Collected data:
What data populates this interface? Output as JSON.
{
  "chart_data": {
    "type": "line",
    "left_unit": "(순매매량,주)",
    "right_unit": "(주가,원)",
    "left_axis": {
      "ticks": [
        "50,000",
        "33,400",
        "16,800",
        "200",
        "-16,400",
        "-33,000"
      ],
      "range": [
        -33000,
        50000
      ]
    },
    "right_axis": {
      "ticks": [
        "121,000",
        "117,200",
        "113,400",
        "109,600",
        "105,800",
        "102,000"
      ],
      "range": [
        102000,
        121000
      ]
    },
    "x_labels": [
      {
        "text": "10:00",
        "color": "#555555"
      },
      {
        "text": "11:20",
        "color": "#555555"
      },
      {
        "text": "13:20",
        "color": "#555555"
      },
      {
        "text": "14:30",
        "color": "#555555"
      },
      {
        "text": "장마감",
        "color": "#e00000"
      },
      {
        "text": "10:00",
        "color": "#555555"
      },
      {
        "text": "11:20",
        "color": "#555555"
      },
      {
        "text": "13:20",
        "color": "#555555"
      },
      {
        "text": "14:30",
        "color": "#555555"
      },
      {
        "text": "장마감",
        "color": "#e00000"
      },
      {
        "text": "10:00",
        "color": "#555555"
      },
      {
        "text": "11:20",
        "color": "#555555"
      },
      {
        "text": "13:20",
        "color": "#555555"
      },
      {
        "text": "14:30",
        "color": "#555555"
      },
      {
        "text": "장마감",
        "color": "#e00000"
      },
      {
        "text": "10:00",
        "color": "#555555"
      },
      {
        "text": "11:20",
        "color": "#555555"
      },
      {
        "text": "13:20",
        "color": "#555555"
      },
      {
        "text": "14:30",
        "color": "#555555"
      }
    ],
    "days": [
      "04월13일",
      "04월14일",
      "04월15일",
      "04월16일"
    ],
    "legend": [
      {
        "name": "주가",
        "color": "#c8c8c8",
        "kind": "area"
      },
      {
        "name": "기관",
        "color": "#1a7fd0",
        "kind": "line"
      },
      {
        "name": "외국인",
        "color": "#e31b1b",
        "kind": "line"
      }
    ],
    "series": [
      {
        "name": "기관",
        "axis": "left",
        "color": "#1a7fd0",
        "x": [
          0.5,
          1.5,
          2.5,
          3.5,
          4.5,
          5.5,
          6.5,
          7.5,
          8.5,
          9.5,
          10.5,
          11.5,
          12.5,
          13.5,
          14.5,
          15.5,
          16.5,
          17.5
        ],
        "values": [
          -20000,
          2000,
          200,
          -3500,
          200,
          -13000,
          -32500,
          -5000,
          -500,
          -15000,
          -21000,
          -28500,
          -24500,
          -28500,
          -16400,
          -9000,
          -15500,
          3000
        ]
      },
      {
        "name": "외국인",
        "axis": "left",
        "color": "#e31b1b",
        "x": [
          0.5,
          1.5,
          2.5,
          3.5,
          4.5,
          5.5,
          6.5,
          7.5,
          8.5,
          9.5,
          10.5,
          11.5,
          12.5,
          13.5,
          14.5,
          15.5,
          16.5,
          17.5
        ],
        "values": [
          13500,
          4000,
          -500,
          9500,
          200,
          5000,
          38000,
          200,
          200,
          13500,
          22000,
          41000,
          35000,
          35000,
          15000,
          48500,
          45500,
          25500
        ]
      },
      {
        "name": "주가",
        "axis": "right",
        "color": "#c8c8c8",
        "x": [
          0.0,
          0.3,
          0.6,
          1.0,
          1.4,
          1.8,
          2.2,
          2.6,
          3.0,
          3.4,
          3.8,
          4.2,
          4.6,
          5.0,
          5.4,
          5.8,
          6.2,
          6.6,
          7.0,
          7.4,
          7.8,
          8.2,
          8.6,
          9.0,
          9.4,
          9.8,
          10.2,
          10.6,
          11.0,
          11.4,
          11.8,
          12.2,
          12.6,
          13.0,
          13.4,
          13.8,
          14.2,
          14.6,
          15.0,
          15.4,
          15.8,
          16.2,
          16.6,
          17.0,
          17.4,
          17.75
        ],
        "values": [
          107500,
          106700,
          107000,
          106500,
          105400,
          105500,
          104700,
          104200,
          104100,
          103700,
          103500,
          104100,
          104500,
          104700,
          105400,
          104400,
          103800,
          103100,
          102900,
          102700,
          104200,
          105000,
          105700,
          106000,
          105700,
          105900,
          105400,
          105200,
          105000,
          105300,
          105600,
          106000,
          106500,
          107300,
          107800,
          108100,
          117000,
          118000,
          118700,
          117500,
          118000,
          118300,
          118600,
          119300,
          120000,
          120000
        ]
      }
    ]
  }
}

_What is needed_
Print every record above exactly as written.

_Answer to the exercise_
What data populates this interface? Output as JSON.
{
  "chart_data": {
    "type": "line",
    "left_unit": "(순매매량,주)",
    "right_unit": "(주가,원)",
    "left_axis": {
      "ticks": [
        "50,000",
        "33,400",
        "16,800",
        "200",
        "-16,400",
        "-33,000"
      ],
      "range": [
        -33000,
        50000
      ]
    },
    "right_axis": {
      "ticks": [
        "121,000",
        "117,200",
        "113,400",
        "109,600",
        "105,800",
        "102,000"
      ],
      "range": [
        102000,
        121000
      ]
    },
    "x_labels": [
      {
        "text": "10:00",
        "color": "#555555"
      },
      {
        "text": "11:20",
        "color": "#555555"
      },
      {
        "text": "13:20",
        "color": "#555555"
      },
      {
        "text": "14:30",
        "color": "#555555"
      },
      {
        "text": "장마감",
        "color": "#e00000"
      },
      {
        "text": "10:00",
        "color": "#555555"
      },
      {
        "text": "11:20",
        "color": "#555555"
      },
      {
        "text": "13:20",
        "color": "#555555"
      },
      {
        "text": "14:30",
        "color": "#555555"
      },
      {
        "text": "장마감",
        "color": "#e00000"
      },
      {
        "text": "10:00",
        "color": "#555555"
      },
      {
        "text": "11:20",
        "color": "#555555"
      },
      {
        "text": "13:20",
        "color": "#555555"
      },
      {
        "text": "14:30",
        "color": "#555555"
      },
      {
        "text": "장마감",
        "color": "#e00000"
      },
      {
        "text": "10:00",
        "color": "#555555"
      },
      {
        "text": "11:20",
        "color": "#555555"
      },
      {
        "text": "13:20",
        "color": "#555555"
      },
      {
        "text": "14:30",
        "color": "#555555"
      }
    ],
    "days": [
      "04월13일",
      "04월14일",
      "04월15일",
      "04월16일"
    ],
    "legend": [
      {
        "name": "주가",
        "color": "#c8c8c8",
        "kind": "area"
      },
      {
        "name": "기관",
        "color": "#1a7fd0",
        "kind": "line"
      },
      {
        "name": "외국인",
        "color": "#e31b1b",
        "kind": "line"
      }
    ],
    "series": [
      {
        "name": "기관",
        "axis": "left",
        "color": "#1a7fd0",
        "x": [
          0.5,
          1.5,
          2.5,
          3.5,
          4.5,
          5.5,
          6.5,
          7.5,
          8.5,
          9.5,
          10.5,
          11.5,
          12.5,
          13.5,
          14.5,
          15.5,
          16.5,
          17.5
        ],
        "values": [
          -20000,
          2000,
          200,
          -3500,
          200,
          -13000,
          -32500,
          -5000,
          -500,
          -15000,
          -21000,
          -28500,
          -24500,
          -28500,
          -16400,
          -9000,
          -15500,
          3000
        ]
      },
      {
        "name": "외국인",
        "axis": "left",
        "color": "#e31b1b",
        "x": [
          0.5,
          1.5,
          2.5,
          3.5,
          4.5,
          5.5,
          6.5,
          7.5,
          8.5,
          9.5,
          10.5,
          11.5,
          12.5,
          13.5,
          14.5,
          15.5,
          16.5,
          17.5
        ],
        "values": [
          13500,
          4000,
          -500,
          9500,
          200,
          5000,
          38000,
          200,
          200,
          13500,
          22000,
          41000,
          35000,
          35000,
          15000,
          48500,
          45500,
          25500
        ]
      },
      {
        "name": "주가",
        "axis": "right",
        "color": "#c8c8c8",
        "x": [
          0.0,
          0.3,
          0.6,
          1.0,
          1.4,
          1.8,
          2.2,
          2.6,
          3.0,
          3.4,
          3.8,
          4.2,
          4.6,
          5.0,
          5.4,
          5.8,
          6.2,
          6.6,
          7.0,
          7.4,
          7.8,
          8.2,
          8.6,
          9.0,
          9.4,
          9.8,
          10.2,
          10.6,
          11.0,
          11.4,
          11.8,
          12.2,
          12.6,
          13.0,
          13.4,
          13.8,
          14.2,
          14.6,
          15.0,
          15.4,
          15.8,
          16.2,
          16.6,
          17.0,
          17.4,
          17.75
        ],
        "values": [
          107500,
          106700,
          107000,
          106500,
          105400,
          105500,
          104700,
          104200,
          104100,
          103700,
          103500,
          104100,
          104500,
          104700,
          105400,
          104400,
          103800,
          103100,
          102900,
          102700,
          104200,
          105000,
          105700,
          106000,
          105700,
          105900,
          105400,
          105200,
          105000,
          105300,
          105600,
          106000,
          106500,
          107300,
          107800,
          108100,
          117000,
          118000,
          118700,
          117500,
          118000,
          118300,
          118600,
          119300,
          120000,
          120000
        ]
      }
    ]
  }
}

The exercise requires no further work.